Extracted data
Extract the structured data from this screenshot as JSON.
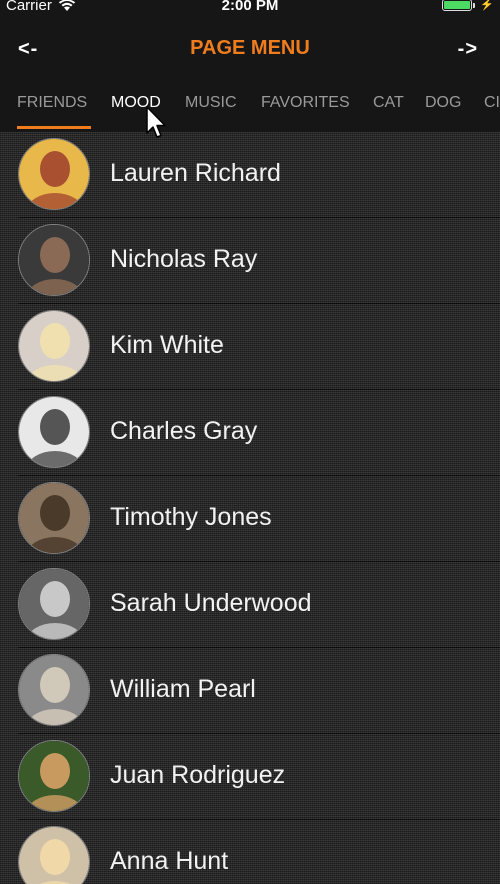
{
  "status_bar": {
    "carrier": "Carrier",
    "time": "2:00 PM",
    "wifi_icon": "wifi-icon",
    "battery_icon": "battery-icon",
    "battery_level": 1.0
  },
  "nav": {
    "back_label": "<-",
    "title": "PAGE MENU",
    "forward_label": "->",
    "title_color": "#f07d1d"
  },
  "tabs": [
    {
      "label": "FRIENDS"
    },
    {
      "label": "MOOD"
    },
    {
      "label": "MUSIC"
    },
    {
      "label": "FAVORITES"
    },
    {
      "label": "CAT"
    },
    {
      "label": "DOG"
    },
    {
      "label": "CI"
    }
  ],
  "active_tab": "FRIENDS",
  "accent_color": "#f07d1d",
  "contacts": [
    {
      "name": "Lauren Richard",
      "avatar_bg": "#e8b84a",
      "avatar_fg": "#a85030"
    },
    {
      "name": "Nicholas Ray",
      "avatar_bg": "#3a3a3a",
      "avatar_fg": "#8a6a55"
    },
    {
      "name": "Kim White",
      "avatar_bg": "#d8d0c8",
      "avatar_fg": "#f0e0b0"
    },
    {
      "name": "Charles Gray",
      "avatar_bg": "#e8e8e8",
      "avatar_fg": "#555555"
    },
    {
      "name": "Timothy Jones",
      "avatar_bg": "#8a7560",
      "avatar_fg": "#4a3a2a"
    },
    {
      "name": "Sarah Underwood",
      "avatar_bg": "#666666",
      "avatar_fg": "#c8c8c8"
    },
    {
      "name": "William Pearl",
      "avatar_bg": "#8a8a8a",
      "avatar_fg": "#d0c8b8"
    },
    {
      "name": "Juan Rodriguez",
      "avatar_bg": "#3a5a2a",
      "avatar_fg": "#c89a60"
    },
    {
      "name": "Anna Hunt",
      "avatar_bg": "#cfc0a8",
      "avatar_fg": "#f0d8a8"
    }
  ]
}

Work to complete
Retype every entry verbatim and exclude the pictures from the copy.

Output for this task
Extract the structured data from this screenshot as JSON.
{
  "status_bar": {
    "carrier": "Carrier",
    "time": "2:00 PM",
    "wifi_icon": "wifi-icon",
    "battery_icon": "battery-icon",
    "battery_level": 1.0
  },
  "nav": {
    "back_label": "<-",
    "title": "PAGE MENU",
    "forward_label": "->",
    "title_color": "#f07d1d"
  },
  "tabs": [
    {
      "label": "FRIENDS"
    },
    {
      "label": "MOOD"
    },
    {
      "label": "MUSIC"
    },
    {
      "label": "FAVORITES"
    },
    {
      "label": "CAT"
    },
    {
      "label": "DOG"
    },
    {
      "label": "CI"
    }
  ],
  "active_tab": "FRIENDS",
  "accent_color": "#f07d1d",
  "contacts": [
    {
      "name": "Lauren Richard",
      "avatar_bg": "#e8b84a",
      "avatar_fg": "#a85030"
    },
    {
      "name": "Nicholas Ray",
      "avatar_bg": "#3a3a3a",
      "avatar_fg": "#8a6a55"
    },
    {
      "name": "Kim White",
      "avatar_bg": "#d8d0c8",
      "avatar_fg": "#f0e0b0"
    },
    {
      "name": "Charles Gray",
      "avatar_bg": "#e8e8e8",
      "avatar_fg": "#555555"
    },
    {
      "name": "Timothy Jones",
      "avatar_bg": "#8a7560",
      "avatar_fg": "#4a3a2a"
    },
    {
      "name": "Sarah Underwood",
      "avatar_bg": "#666666",
      "avatar_fg": "#c8c8c8"
    },
    {
      "name": "William Pearl",
      "avatar_bg": "#8a8a8a",
      "avatar_fg": "#d0c8b8"
    },
    {
      "name": "Juan Rodriguez",
      "avatar_bg": "#3a5a2a",
      "avatar_fg": "#c89a60"
    },
    {
      "name": "Anna Hunt",
      "avatar_bg": "#cfc0a8",
      "avatar_fg": "#f0d8a8"
    }
  ]
}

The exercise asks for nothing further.